* **What needs to be done**
Set the listing down again in full, word for word, with the pictures left out.

* **Saved entries**
⟨

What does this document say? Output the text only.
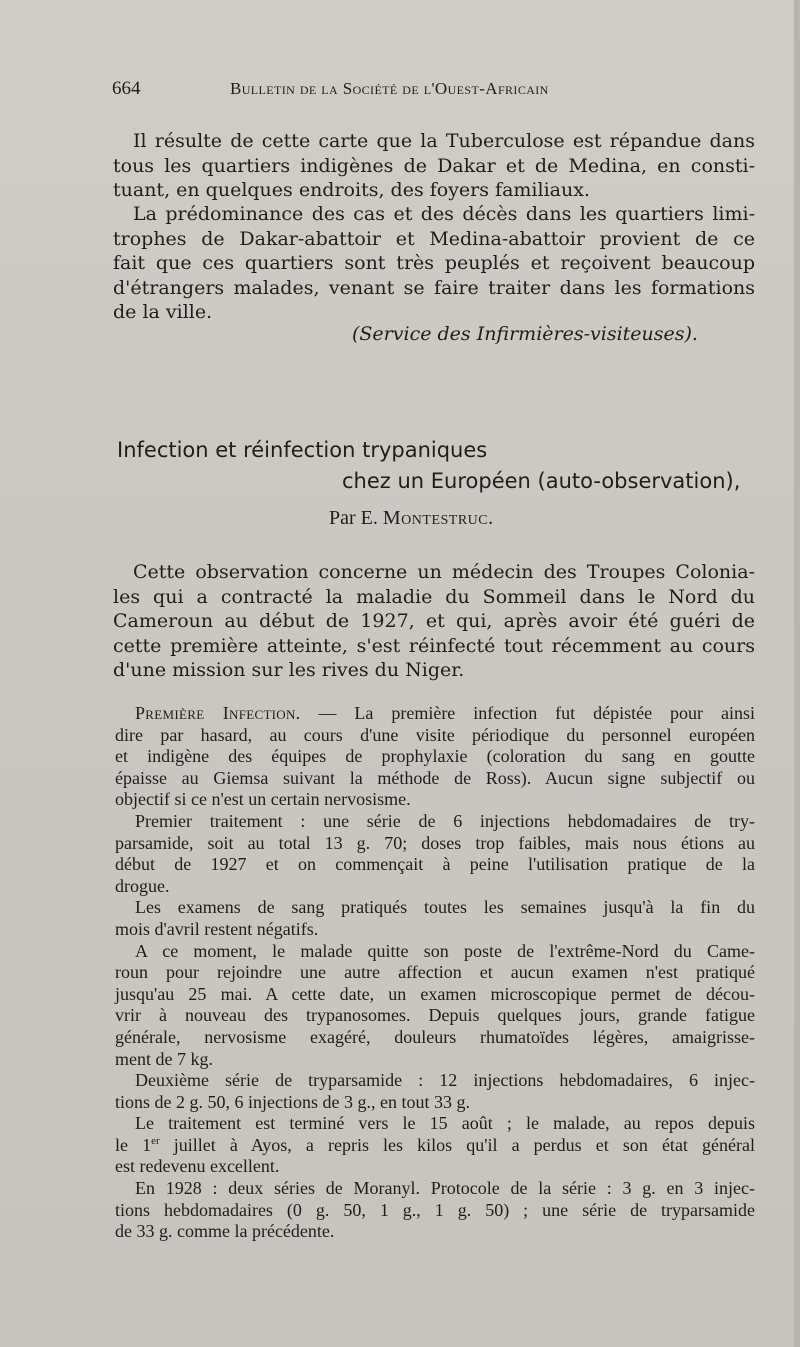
664	Bulletin de la Société de l'Ouest-Africain
Il résulte de cette carte que la Tuberculose est répandue dans
tous les quartiers indigènes de Dakar et de Medina, en consti-
tuant, en quelques endroits, des foyers familiaux.
La prédominance des cas et des décès dans les quartiers limi-
trophes de Dakar-abattoir et Medina-abattoir provient de ce
fait que ces quartiers sont très peuplés et reçoivent beaucoup
d'étrangers malades, venant se faire traiter dans les formations
de la ville.
(Service des Infirmières-visiteuses).
Infection et réinfection trypaniques
chez un Européen (auto-observation),
Par E. Montestruc.
Cette observation concerne un médecin des Troupes Colonia-
les qui a contracté la maladie du Sommeil dans le Nord du
Cameroun au début de 1927, et qui, après avoir été guéri de
cette première atteinte, s'est réinfecté tout récemment au cours
d'une mission sur les rives du Niger.
Première Infection. — La première infection fut dépistée pour ainsi
dire par hasard, au cours d'une visite périodique du personnel européen
et indigène des équipes de prophylaxie (coloration du sang en goutte
épaisse au Giemsa suivant la méthode de Ross). Aucun signe subjectif ou
objectif si ce n'est un certain nervosisme.
Premier traitement : une série de 6 injections hebdomadaires de try-
parsamide, soit au total 13 g. 70; doses trop faibles, mais nous étions au
début de 1927 et on commençait à peine l'utilisation pratique de la
drogue.
Les examens de sang pratiqués toutes les semaines jusqu'à la fin du
mois d'avril restent négatifs.
A ce moment, le malade quitte son poste de l'extrême-Nord du Came-
roun pour rejoindre une autre affection et aucun examen n'est pratiqué
jusqu'au 25 mai. A cette date, un examen microscopique permet de décou-
vrir à nouveau des trypanosomes. Depuis quelques jours, grande fatigue
générale, nervosisme exagéré, douleurs rhumatoïdes légères, amaigrisse-
ment de 7 kg.
Deuxième série de tryparsamide : 12 injections hebdomadaires, 6 injec-
tions de 2 g. 50, 6 injections de 3 g., en tout 33 g.
Le traitement est terminé vers le 15 août ; le malade, au repos depuis
le 1er juillet à Ayos, a repris les kilos qu'il a perdus et son état général
est redevenu excellent.
En 1928 : deux séries de Moranyl. Protocole de la série : 3 g. en 3 injec-
tions hebdomadaires (0 g. 50, 1 g., 1 g. 50) ; une série de tryparsamide
de 33 g. comme la précédente.
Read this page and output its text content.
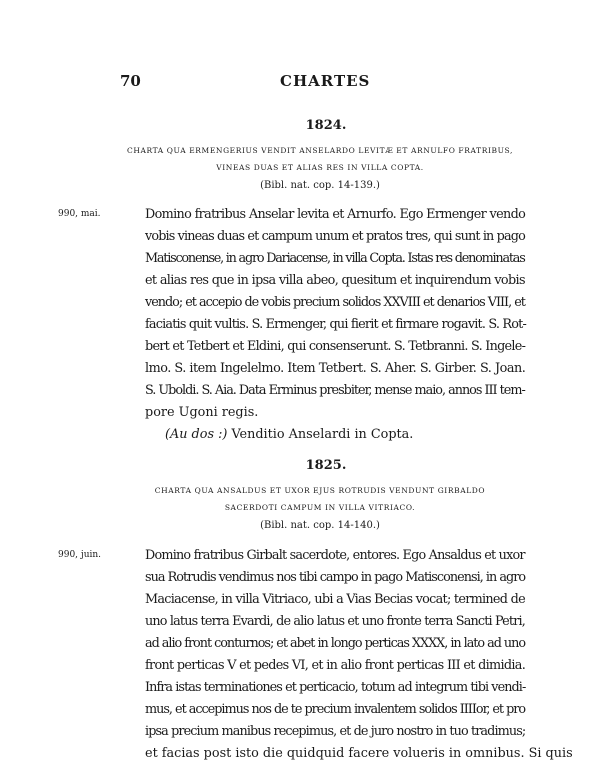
70	CHARTES
1824.
CHARTA QUA ERMENGERIUS VENDIT ANSELARDO LEVITÆ ET ARNULFO FRATRIBUS,
VINEAS DUAS ET ALIAS RES IN VILLA COPTA.
(Bibl. nat. cop. 14-139.)
990, mai.	Domino fratribus Anselar levita et Arnurfo. Ego Ermenger vendo
vobis vineas duas et campum unum et pratos tres, qui sunt in pago
Matisconense, in agro Dariacense, in villa Copta. Istas res denominatas
et alias res que in ipsa villa abeo, quesitum et inquirendum vobis
vendo; et accepio de vobis precium solidos XXVIII et denarios VIII, et
faciatis quit vultis. S. Ermenger, qui fierit et firmare rogavit. S. Rot-
bert et Tetbert et Eldini, qui consenserunt. S. Tetbranni. S. Ingele-
lmo. S. item Ingelelmo. Item Tetbert. S. Aher. S. Girber. S. Joan.
S. Uboldi. S. Aia. Data Erminus presbiter, mense maio, annos III tem-
pore Ugoni regis.
(Au dos :) Venditio Anselardi in Copta.
1825.
CHARTA QUA ANSALDUS ET UXOR EJUS ROTRUDIS VENDUNT GIRBALDO
SACERDOTI CAMPUM IN VILLA VITRIACO.
(Bibl. nat. cop. 14-140.)
990, juin.	Domino fratribus Girbalt sacerdote, entores. Ego Ansaldus et uxor
sua Rotrudis vendimus nos tibi campo in pago Matisconensi, in agro
Maciacense, in villa Vitriaco, ubi a Vias Becias vocat; termined de
uno latus terra Evardi, de alio latus et uno fronte terra Sancti Petri,
ad alio front conturnos; et abet in longo perticas XXXX, in lato ad uno
front perticas V et pedes VI, et in alio front perticas III et dimidia.
Infra istas terminationes et perticacio, totum ad integrum tibi vendi-
mus, et accepimus nos de te precium invalentem solidos IIIIor, et pro
ipsa precium manibus recepimus, et de juro nostro in tuo tradimus;
et facias post isto die quidquid facere volueris in omnibus. Si quis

⟩

* **Output of the exercise**
What does this document say? Output the text only.
664	Bulletin de la Société de l'Ouest-Africain
Il résulte de cette carte que la Tuberculose est répandue dans
tous les quartiers indigènes de Dakar et de Medina, en consti-
tuant, en quelques endroits, des foyers familiaux.
La prédominance des cas et des décès dans les quartiers limi-
trophes de Dakar-abattoir et Medina-abattoir provient de ce
fait que ces quartiers sont très peuplés et reçoivent beaucoup
d'étrangers malades, venant se faire traiter dans les formations
de la ville.
(Service des Infirmières-visiteuses).
Infection et réinfection trypaniques
chez un Européen (auto-observation),
Par E. Montestruc.
Cette observation concerne un médecin des Troupes Colonia-
les qui a contracté la maladie du Sommeil dans le Nord du
Cameroun au début de 1927, et qui, après avoir été guéri de
cette première atteinte, s'est réinfecté tout récemment au cours
d'une mission sur les rives du Niger.
Première Infection. — La première infection fut dépistée pour ainsi
dire par hasard, au cours d'une visite périodique du personnel européen
et indigène des équipes de prophylaxie (coloration du sang en goutte
épaisse au Giemsa suivant la méthode de Ross). Aucun signe subjectif ou
objectif si ce n'est un certain nervosisme.
Premier traitement : une série de 6 injections hebdomadaires de try-
parsamide, soit au total 13 g. 70; doses trop faibles, mais nous étions au
début de 1927 et on commençait à peine l'utilisation pratique de la
drogue.
Les examens de sang pratiqués toutes les semaines jusqu'à la fin du
mois d'avril restent négatifs.
A ce moment, le malade quitte son poste de l'extrême-Nord du Came-
roun pour rejoindre une autre affection et aucun examen n'est pratiqué
jusqu'au 25 mai. A cette date, un examen microscopique permet de décou-
vrir à nouveau des trypanosomes. Depuis quelques jours, grande fatigue
générale, nervosisme exagéré, douleurs rhumatoïdes légères, amaigrisse-
ment de 7 kg.
Deuxième série de tryparsamide : 12 injections hebdomadaires, 6 injec-
tions de 2 g. 50, 6 injections de 3 g., en tout 33 g.
Le traitement est terminé vers le 15 août ; le malade, au repos depuis
le 1er juillet à Ayos, a repris les kilos qu'il a perdus et son état général
est redevenu excellent.
En 1928 : deux séries de Moranyl. Protocole de la série : 3 g. en 3 injec-
tions hebdomadaires (0 g. 50, 1 g., 1 g. 50) ; une série de tryparsamide
de 33 g. comme la précédente.
Read this page and output its text content.
70	CHARTES
1824.
CHARTA QUA ERMENGERIUS VENDIT ANSELARDO LEVITÆ ET ARNULFO FRATRIBUS,
VINEAS DUAS ET ALIAS RES IN VILLA COPTA.
(Bibl. nat. cop. 14-139.)
990, mai.	Domino fratribus Anselar levita et Arnurfo. Ego Ermenger vendo
vobis vineas duas et campum unum et pratos tres, qui sunt in pago
Matisconense, in agro Dariacense, in villa Copta. Istas res denominatas
et alias res que in ipsa villa abeo, quesitum et inquirendum vobis
vendo; et accepio de vobis precium solidos XXVIII et denarios VIII, et
faciatis quit vultis. S. Ermenger, qui fierit et firmare rogavit. S. Rot-
bert et Tetbert et Eldini, qui consenserunt. S. Tetbranni. S. Ingele-
lmo. S. item Ingelelmo. Item Tetbert. S. Aher. S. Girber. S. Joan.
S. Uboldi. S. Aia. Data Erminus presbiter, mense maio, annos III tem-
pore Ugoni regis.
(Au dos :) Venditio Anselardi in Copta.
1825.
CHARTA QUA ANSALDUS ET UXOR EJUS ROTRUDIS VENDUNT GIRBALDO
SACERDOTI CAMPUM IN VILLA VITRIACO.
(Bibl. nat. cop. 14-140.)
990, juin.	Domino fratribus Girbalt sacerdote, entores. Ego Ansaldus et uxor
sua Rotrudis vendimus nos tibi campo in pago Matisconensi, in agro
Maciacense, in villa Vitriaco, ubi a Vias Becias vocat; termined de
uno latus terra Evardi, de alio latus et uno fronte terra Sancti Petri,
ad alio front conturnos; et abet in longo perticas XXXX, in lato ad uno
front perticas V et pedes VI, et in alio front perticas III et dimidia.
Infra istas terminationes et perticacio, totum ad integrum tibi vendi-
mus, et accepimus nos de te precium invalentem solidos IIIIor, et pro
ipsa precium manibus recepimus, et de juro nostro in tuo tradimus;
et facias post isto die quidquid facere volueris in omnibus. Si quis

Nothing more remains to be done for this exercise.